→ **ASSIGNMENT**
All of the records must be restated exactly, with every line complete.

→ **INFORMATION SHOWN**
--------------------------------------------------

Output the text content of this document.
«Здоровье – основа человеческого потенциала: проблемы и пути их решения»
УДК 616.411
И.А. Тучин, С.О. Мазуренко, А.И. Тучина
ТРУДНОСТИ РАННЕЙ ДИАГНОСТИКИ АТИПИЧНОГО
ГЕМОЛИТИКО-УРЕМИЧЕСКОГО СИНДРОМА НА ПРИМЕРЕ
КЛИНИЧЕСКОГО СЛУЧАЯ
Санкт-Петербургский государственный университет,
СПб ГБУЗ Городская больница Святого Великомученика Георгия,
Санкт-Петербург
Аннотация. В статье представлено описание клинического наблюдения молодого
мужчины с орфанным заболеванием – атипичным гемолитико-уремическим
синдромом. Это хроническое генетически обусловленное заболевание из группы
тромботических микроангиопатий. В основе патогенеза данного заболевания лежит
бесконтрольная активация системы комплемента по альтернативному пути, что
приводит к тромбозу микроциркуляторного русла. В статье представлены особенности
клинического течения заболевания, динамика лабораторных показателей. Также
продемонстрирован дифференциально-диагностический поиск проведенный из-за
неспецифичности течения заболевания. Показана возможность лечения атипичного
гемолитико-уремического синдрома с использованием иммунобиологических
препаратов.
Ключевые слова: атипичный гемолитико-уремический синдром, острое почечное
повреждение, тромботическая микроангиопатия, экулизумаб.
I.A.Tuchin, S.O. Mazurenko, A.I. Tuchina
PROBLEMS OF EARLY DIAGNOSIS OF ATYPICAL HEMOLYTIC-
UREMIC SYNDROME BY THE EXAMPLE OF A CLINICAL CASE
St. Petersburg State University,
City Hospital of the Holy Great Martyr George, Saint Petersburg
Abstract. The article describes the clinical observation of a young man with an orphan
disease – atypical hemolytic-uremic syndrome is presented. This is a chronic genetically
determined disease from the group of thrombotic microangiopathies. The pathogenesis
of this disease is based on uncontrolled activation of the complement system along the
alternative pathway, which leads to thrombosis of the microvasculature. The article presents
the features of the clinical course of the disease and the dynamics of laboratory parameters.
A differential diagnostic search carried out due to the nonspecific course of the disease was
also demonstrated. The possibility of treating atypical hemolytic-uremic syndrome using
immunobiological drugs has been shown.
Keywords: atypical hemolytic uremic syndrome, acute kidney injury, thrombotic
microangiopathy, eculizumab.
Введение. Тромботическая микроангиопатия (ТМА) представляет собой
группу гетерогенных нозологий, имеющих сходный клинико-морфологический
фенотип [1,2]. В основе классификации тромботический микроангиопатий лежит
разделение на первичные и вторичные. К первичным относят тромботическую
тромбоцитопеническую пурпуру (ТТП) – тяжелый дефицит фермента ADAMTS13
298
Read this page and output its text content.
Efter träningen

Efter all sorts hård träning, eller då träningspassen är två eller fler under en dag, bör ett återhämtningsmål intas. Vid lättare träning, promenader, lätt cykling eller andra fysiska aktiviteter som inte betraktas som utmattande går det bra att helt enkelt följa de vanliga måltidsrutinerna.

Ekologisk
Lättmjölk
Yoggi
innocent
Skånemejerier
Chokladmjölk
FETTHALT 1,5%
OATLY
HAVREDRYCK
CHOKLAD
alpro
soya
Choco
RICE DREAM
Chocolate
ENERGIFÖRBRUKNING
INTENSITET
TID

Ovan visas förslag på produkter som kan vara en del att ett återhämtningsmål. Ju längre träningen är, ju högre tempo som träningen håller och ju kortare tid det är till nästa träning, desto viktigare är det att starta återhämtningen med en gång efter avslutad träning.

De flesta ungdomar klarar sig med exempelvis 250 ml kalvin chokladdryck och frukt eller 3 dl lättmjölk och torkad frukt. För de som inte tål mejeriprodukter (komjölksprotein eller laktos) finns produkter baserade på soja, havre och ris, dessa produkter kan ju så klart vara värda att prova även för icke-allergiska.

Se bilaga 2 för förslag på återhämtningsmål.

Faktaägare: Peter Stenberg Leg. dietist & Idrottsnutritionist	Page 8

--------------------------------------------------

→ **WRITTEN SOLUTION**
Output the text content of this document.
«Здоровье – основа человеческого потенциала: проблемы и пути их решения»
УДК 616.411
И.А. Тучин, С.О. Мазуренко, А.И. Тучина
ТРУДНОСТИ РАННЕЙ ДИАГНОСТИКИ АТИПИЧНОГО
ГЕМОЛИТИКО-УРЕМИЧЕСКОГО СИНДРОМА НА ПРИМЕРЕ
КЛИНИЧЕСКОГО СЛУЧАЯ
Санкт-Петербургский государственный университет,
СПб ГБУЗ Городская больница Святого Великомученика Георгия,
Санкт-Петербург
Аннотация. В статье представлено описание клинического наблюдения молодого
мужчины с орфанным заболеванием – атипичным гемолитико-уремическим
синдромом. Это хроническое генетически обусловленное заболевание из группы
тромботических микроангиопатий. В основе патогенеза данного заболевания лежит
бесконтрольная активация системы комплемента по альтернативному пути, что
приводит к тромбозу микроциркуляторного русла. В статье представлены особенности
клинического течения заболевания, динамика лабораторных показателей. Также
продемонстрирован дифференциально-диагностический поиск проведенный из-за
неспецифичности течения заболевания. Показана возможность лечения атипичного
гемолитико-уремического синдрома с использованием иммунобиологических
препаратов.
Ключевые слова: атипичный гемолитико-уремический синдром, острое почечное
повреждение, тромботическая микроангиопатия, экулизумаб.
I.A.Tuchin, S.O. Mazurenko, A.I. Tuchina
PROBLEMS OF EARLY DIAGNOSIS OF ATYPICAL HEMOLYTIC-
UREMIC SYNDROME BY THE EXAMPLE OF A CLINICAL CASE
St. Petersburg State University,
City Hospital of the Holy Great Martyr George, Saint Petersburg
Abstract. The article describes the clinical observation of a young man with an orphan
disease – atypical hemolytic-uremic syndrome is presented. This is a chronic genetically
determined disease from the group of thrombotic microangiopathies. The pathogenesis
of this disease is based on uncontrolled activation of the complement system along the
alternative pathway, which leads to thrombosis of the microvasculature. The article presents
the features of the clinical course of the disease and the dynamics of laboratory parameters.
A differential diagnostic search carried out due to the nonspecific course of the disease was
also demonstrated. The possibility of treating atypical hemolytic-uremic syndrome using
immunobiological drugs has been shown.
Keywords: atypical hemolytic uremic syndrome, acute kidney injury, thrombotic
microangiopathy, eculizumab.
Введение. Тромботическая микроангиопатия (ТМА) представляет собой
группу гетерогенных нозологий, имеющих сходный клинико-морфологический
фенотип [1,2]. В основе классификации тромботический микроангиопатий лежит
разделение на первичные и вторичные. К первичным относят тромботическую
тромбоцитопеническую пурпуру (ТТП) – тяжелый дефицит фермента ADAMTS13
298
Read this page and output its text content.
Efter träningen

Efter all sorts hård träning, eller då träningspassen är två eller fler under en dag, bör ett återhämtningsmål intas. Vid lättare träning, promenader, lätt cykling eller andra fysiska aktiviteter som inte betraktas som utmattande går det bra att helt enkelt följa de vanliga måltidsrutinerna.

Ekologisk
Lättmjölk
Yoggi
innocent
Skånemejerier
Chokladmjölk
FETTHALT 1,5%
OATLY
HAVREDRYCK
CHOKLAD
alpro
soya
Choco
RICE DREAM
Chocolate
ENERGIFÖRBRUKNING
INTENSITET
TID

Ovan visas förslag på produkter som kan vara en del att ett återhämtningsmål. Ju längre träningen är, ju högre tempo som träningen håller och ju kortare tid det är till nästa träning, desto viktigare är det att starta återhämtningen med en gång efter avslutad träning.

De flesta ungdomar klarar sig med exempelvis 250 ml kalvin chokladdryck och frukt eller 3 dl lättmjölk och torkad frukt. För de som inte tål mejeriprodukter (komjölksprotein eller laktos) finns produkter baserade på soja, havre och ris, dessa produkter kan ju så klart vara värda att prova även för icke-allergiska.

Se bilaga 2 för förslag på återhämtningsmål.

Faktaägare: Peter Stenberg Leg. dietist & Idrottsnutritionist	Page 8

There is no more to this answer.